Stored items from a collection
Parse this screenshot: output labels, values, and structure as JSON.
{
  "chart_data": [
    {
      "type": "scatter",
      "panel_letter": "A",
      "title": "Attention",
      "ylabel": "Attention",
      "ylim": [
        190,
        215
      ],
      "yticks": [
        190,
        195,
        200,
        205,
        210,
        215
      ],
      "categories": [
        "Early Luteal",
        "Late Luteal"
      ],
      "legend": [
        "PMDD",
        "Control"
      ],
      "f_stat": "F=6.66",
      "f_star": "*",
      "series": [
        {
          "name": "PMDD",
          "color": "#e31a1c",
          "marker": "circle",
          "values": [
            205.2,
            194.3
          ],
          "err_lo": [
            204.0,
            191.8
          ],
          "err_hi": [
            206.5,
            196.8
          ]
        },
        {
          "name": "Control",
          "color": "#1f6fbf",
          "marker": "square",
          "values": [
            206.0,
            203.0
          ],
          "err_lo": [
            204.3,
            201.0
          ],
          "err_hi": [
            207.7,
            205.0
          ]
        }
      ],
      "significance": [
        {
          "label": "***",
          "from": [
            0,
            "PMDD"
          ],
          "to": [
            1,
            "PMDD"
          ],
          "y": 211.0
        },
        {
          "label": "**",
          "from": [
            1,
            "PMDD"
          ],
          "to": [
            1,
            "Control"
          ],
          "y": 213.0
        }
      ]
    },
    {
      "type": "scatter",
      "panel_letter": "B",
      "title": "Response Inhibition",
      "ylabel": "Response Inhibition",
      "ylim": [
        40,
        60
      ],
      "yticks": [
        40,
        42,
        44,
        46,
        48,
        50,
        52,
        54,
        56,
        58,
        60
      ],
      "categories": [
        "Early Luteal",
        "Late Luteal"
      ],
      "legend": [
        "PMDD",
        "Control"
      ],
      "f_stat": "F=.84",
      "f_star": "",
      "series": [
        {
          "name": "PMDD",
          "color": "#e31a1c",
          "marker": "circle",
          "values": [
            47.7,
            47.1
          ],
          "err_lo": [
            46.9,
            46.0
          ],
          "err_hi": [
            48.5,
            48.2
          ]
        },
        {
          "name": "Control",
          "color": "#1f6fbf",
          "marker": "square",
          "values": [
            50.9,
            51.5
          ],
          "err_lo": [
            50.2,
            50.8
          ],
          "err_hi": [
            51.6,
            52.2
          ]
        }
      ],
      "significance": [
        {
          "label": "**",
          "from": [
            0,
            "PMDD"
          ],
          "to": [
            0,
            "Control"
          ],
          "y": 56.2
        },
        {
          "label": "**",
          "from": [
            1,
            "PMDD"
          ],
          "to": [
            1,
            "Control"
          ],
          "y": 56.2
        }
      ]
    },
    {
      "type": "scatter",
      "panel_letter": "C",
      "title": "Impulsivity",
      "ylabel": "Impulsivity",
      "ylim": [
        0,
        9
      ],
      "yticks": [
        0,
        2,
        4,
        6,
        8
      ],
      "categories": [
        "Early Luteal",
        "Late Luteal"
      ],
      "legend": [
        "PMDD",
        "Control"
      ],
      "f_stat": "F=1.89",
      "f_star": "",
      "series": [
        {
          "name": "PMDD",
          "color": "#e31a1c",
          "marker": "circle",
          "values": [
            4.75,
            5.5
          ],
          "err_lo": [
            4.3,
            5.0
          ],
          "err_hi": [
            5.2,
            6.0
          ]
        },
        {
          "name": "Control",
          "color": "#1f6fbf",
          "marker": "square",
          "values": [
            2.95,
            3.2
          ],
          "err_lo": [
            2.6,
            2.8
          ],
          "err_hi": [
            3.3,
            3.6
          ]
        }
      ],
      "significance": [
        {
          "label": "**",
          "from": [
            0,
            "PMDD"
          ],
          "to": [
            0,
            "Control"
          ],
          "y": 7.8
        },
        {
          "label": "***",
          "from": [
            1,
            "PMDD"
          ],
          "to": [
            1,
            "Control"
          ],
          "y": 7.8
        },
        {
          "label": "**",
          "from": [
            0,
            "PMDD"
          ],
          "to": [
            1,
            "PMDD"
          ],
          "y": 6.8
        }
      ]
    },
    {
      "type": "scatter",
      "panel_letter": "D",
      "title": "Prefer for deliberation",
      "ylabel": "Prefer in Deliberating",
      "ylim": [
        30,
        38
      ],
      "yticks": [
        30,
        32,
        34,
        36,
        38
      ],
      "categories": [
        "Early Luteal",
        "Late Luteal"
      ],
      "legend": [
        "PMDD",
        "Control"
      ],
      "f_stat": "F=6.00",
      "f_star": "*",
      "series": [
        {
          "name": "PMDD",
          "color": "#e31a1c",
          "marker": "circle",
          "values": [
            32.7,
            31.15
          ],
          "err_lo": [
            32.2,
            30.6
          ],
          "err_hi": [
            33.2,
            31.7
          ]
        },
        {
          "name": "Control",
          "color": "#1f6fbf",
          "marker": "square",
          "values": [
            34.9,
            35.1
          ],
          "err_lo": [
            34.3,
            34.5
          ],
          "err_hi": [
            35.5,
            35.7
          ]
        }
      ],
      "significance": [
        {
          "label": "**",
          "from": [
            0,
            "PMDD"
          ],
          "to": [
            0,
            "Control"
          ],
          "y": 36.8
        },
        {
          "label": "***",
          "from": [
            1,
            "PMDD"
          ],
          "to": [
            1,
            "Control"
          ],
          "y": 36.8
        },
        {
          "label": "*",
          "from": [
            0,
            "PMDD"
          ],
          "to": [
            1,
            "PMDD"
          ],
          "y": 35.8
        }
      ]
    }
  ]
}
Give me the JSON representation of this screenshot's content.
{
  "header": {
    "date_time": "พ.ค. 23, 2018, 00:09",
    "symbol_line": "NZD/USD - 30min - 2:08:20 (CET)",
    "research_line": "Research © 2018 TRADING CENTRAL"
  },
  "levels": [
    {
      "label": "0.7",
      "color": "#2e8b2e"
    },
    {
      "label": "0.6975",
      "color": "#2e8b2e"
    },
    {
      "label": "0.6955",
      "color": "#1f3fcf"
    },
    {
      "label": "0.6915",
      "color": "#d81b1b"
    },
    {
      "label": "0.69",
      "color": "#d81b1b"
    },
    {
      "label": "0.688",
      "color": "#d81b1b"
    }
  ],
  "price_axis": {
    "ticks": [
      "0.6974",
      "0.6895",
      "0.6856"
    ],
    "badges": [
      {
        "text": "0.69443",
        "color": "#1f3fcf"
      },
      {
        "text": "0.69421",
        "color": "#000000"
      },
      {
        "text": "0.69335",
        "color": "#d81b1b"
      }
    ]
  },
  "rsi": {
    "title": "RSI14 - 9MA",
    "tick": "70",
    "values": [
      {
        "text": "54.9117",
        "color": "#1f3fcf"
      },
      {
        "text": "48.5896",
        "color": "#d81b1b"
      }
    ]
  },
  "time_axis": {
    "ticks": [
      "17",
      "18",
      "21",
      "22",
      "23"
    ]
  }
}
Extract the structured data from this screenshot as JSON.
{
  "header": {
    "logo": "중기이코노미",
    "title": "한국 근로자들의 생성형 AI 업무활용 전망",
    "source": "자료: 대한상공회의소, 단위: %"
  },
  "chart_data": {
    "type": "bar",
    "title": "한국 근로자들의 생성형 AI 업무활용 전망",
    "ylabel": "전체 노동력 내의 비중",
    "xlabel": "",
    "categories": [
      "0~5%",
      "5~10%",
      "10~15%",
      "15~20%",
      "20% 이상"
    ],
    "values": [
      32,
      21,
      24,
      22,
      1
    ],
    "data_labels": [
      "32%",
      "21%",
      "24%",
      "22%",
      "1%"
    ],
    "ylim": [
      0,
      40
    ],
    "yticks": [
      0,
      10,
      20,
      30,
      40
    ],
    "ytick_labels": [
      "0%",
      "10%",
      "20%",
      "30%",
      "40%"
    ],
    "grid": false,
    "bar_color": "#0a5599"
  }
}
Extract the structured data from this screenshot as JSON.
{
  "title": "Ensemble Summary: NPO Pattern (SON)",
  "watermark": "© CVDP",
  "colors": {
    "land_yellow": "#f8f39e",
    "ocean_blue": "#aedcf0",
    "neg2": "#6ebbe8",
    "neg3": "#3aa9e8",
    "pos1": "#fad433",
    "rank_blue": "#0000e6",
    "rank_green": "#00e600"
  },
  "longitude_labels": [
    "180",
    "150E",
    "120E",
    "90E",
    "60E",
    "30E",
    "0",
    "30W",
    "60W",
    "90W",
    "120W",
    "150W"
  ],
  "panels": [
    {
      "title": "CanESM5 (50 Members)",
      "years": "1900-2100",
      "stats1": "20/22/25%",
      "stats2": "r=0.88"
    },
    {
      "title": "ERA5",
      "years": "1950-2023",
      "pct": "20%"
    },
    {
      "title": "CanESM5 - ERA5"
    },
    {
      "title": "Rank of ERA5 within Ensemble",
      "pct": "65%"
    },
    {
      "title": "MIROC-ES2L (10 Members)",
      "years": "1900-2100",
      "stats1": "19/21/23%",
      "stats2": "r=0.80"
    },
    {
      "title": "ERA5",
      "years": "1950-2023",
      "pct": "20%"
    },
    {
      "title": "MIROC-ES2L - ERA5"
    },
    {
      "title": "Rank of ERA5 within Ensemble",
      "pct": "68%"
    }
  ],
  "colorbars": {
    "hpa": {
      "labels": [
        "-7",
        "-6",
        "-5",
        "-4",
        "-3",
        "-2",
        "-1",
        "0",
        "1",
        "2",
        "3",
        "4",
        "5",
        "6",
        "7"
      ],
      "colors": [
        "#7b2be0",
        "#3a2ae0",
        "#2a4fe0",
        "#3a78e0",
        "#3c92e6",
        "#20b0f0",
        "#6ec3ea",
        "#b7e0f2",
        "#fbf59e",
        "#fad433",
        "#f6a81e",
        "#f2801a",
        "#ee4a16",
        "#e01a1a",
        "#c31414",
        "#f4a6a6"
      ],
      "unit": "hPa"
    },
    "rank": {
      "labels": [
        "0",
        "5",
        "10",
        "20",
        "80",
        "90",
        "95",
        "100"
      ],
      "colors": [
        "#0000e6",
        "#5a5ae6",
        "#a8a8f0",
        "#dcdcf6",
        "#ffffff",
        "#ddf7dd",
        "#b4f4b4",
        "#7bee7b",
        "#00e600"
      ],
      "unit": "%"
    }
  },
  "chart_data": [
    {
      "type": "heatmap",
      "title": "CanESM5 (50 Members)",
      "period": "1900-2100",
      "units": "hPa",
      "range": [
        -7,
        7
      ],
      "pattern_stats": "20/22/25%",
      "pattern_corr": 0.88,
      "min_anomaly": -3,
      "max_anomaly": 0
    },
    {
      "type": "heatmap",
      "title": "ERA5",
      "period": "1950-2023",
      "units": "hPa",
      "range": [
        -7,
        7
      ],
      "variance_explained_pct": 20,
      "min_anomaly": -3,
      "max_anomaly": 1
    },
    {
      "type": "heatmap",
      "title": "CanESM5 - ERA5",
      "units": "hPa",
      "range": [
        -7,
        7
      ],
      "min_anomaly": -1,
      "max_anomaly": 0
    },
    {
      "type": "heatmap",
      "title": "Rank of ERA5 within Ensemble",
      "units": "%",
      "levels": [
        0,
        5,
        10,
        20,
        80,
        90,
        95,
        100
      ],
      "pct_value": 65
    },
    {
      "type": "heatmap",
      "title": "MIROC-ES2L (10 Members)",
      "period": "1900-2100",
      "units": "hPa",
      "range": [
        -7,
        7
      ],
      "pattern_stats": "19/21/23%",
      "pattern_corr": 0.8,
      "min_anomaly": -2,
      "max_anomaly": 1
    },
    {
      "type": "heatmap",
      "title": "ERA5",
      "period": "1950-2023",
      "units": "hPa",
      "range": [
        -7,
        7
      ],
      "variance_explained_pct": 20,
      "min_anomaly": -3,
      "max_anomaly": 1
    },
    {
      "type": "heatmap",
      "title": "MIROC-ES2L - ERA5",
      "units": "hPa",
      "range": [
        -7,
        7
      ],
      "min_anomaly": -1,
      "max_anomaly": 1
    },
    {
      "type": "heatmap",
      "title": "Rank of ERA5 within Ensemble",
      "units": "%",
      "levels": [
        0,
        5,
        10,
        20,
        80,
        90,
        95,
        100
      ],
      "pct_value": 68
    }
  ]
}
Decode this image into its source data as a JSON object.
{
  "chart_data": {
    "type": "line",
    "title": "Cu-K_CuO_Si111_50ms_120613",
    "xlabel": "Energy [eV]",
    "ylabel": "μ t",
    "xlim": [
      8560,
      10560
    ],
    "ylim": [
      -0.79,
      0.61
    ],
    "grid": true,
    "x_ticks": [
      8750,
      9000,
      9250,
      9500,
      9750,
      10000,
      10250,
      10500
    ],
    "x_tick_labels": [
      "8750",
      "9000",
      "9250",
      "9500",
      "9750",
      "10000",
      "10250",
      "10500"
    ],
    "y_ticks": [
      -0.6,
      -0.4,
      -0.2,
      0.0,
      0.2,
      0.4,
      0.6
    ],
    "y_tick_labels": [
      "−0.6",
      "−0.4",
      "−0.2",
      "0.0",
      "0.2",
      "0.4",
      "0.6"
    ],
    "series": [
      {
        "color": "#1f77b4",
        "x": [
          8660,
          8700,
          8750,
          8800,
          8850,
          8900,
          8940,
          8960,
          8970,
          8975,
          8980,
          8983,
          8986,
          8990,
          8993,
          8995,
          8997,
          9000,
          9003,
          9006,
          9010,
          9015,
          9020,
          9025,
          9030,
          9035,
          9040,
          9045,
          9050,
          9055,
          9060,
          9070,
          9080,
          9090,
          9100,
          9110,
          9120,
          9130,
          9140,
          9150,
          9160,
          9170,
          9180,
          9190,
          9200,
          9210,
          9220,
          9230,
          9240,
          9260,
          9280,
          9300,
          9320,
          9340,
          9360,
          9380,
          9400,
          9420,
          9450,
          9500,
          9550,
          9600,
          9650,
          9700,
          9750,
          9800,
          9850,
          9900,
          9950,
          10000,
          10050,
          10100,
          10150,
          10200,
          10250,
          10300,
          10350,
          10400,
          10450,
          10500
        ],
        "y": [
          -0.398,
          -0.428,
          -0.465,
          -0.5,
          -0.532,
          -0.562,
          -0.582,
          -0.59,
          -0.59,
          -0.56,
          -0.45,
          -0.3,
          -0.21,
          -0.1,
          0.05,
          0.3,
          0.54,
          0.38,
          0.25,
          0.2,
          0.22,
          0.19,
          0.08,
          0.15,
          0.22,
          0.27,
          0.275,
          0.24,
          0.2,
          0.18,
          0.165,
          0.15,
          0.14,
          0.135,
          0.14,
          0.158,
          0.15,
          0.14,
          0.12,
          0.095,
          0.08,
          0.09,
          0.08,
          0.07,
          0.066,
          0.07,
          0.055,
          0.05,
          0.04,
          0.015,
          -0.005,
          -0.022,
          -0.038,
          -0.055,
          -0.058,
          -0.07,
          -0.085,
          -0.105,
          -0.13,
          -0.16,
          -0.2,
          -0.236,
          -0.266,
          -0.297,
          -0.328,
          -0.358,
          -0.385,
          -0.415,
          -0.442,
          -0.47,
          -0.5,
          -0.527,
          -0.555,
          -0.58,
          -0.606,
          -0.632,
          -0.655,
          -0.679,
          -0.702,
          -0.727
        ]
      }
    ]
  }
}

WORK INSTRUCTIONS: Only lines with "Inhibition" are wanted here; list each of them.

RESPONSE TO THIS EXERCISE:
      "title": "Response Inhibition",
      "ylabel": "Response Inhibition",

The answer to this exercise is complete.